>>>

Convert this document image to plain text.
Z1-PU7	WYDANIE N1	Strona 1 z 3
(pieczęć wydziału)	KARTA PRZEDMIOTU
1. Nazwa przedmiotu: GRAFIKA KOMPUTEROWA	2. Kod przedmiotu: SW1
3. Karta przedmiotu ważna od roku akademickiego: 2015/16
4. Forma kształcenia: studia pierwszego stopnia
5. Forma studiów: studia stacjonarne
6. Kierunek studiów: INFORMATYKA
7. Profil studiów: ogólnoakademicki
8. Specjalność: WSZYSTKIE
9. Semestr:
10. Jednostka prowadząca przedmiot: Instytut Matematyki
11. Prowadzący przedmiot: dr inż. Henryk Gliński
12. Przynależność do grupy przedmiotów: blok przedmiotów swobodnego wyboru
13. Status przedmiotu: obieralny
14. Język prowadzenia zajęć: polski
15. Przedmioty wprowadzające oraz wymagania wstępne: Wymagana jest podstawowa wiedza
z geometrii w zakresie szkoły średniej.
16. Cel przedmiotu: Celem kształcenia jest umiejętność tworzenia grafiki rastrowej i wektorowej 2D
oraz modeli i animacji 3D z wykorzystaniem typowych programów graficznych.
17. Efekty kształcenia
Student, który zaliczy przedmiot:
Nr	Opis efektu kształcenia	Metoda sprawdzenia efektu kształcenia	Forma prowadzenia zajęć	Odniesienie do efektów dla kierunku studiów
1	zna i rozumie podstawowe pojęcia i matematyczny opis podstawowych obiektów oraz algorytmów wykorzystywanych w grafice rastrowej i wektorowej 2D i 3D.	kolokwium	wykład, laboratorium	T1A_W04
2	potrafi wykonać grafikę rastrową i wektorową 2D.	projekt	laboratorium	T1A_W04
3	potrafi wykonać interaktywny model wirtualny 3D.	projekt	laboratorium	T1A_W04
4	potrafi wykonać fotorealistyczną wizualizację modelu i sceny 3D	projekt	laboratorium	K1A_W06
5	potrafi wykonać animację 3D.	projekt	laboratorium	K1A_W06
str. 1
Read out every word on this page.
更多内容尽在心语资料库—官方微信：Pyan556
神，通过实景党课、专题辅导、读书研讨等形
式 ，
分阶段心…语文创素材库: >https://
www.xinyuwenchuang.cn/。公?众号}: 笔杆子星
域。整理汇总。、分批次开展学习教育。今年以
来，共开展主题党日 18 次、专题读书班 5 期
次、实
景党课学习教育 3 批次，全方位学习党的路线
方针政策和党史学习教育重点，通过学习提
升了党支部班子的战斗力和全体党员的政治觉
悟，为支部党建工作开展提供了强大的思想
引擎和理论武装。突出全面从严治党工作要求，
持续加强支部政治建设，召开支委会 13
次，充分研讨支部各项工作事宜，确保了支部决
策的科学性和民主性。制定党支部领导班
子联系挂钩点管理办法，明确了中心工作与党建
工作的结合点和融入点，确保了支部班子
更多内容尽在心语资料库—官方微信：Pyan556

<<<

**WRITTEN INSTRUCTION**
Transcribe all of the entries without altering anything.

**CORRECT ANSWER**
Convert this document image to plain text.
Z1-PU7	WYDANIE N1	Strona 1 z 3
(pieczęć wydziału)	KARTA PRZEDMIOTU
1. Nazwa przedmiotu: GRAFIKA KOMPUTEROWA	2. Kod przedmiotu: SW1
3. Karta przedmiotu ważna od roku akademickiego: 2015/16
4. Forma kształcenia: studia pierwszego stopnia
5. Forma studiów: studia stacjonarne
6. Kierunek studiów: INFORMATYKA
7. Profil studiów: ogólnoakademicki
8. Specjalność: WSZYSTKIE
9. Semestr:
10. Jednostka prowadząca przedmiot: Instytut Matematyki
11. Prowadzący przedmiot: dr inż. Henryk Gliński
12. Przynależność do grupy przedmiotów: blok przedmiotów swobodnego wyboru
13. Status przedmiotu: obieralny
14. Język prowadzenia zajęć: polski
15. Przedmioty wprowadzające oraz wymagania wstępne: Wymagana jest podstawowa wiedza
z geometrii w zakresie szkoły średniej.
16. Cel przedmiotu: Celem kształcenia jest umiejętność tworzenia grafiki rastrowej i wektorowej 2D
oraz modeli i animacji 3D z wykorzystaniem typowych programów graficznych.
17. Efekty kształcenia
Student, który zaliczy przedmiot:
Nr	Opis efektu kształcenia	Metoda sprawdzenia efektu kształcenia	Forma prowadzenia zajęć	Odniesienie do efektów dla kierunku studiów
1	zna i rozumie podstawowe pojęcia i matematyczny opis podstawowych obiektów oraz algorytmów wykorzystywanych w grafice rastrowej i wektorowej 2D i 3D.	kolokwium	wykład, laboratorium	T1A_W04
2	potrafi wykonać grafikę rastrową i wektorową 2D.	projekt	laboratorium	T1A_W04
3	potrafi wykonać interaktywny model wirtualny 3D.	projekt	laboratorium	T1A_W04
4	potrafi wykonać fotorealistyczną wizualizację modelu i sceny 3D	projekt	laboratorium	K1A_W06
5	potrafi wykonać animację 3D.	projekt	laboratorium	K1A_W06
str. 1
Read out every word on this page.
更多内容尽在心语资料库—官方微信：Pyan556
神，通过实景党课、专题辅导、读书研讨等形
式 ，
分阶段心…语文创素材库: >https://
www.xinyuwenchuang.cn/。公?众号}: 笔杆子星
域。整理汇总。、分批次开展学习教育。今年以
来，共开展主题党日 18 次、专题读书班 5 期
次、实
景党课学习教育 3 批次，全方位学习党的路线
方针政策和党史学习教育重点，通过学习提
升了党支部班子的战斗力和全体党员的政治觉
悟，为支部党建工作开展提供了强大的思想
引擎和理论武装。突出全面从严治党工作要求，
持续加强支部政治建设，召开支委会 13
次，充分研讨支部各项工作事宜，确保了支部决
策的科学性和民主性。制定党支部领导班
子联系挂钩点管理办法，明确了中心工作与党建
工作的结合点和融入点，确保了支部班子
更多内容尽在心语资料库—官方微信：Pyan556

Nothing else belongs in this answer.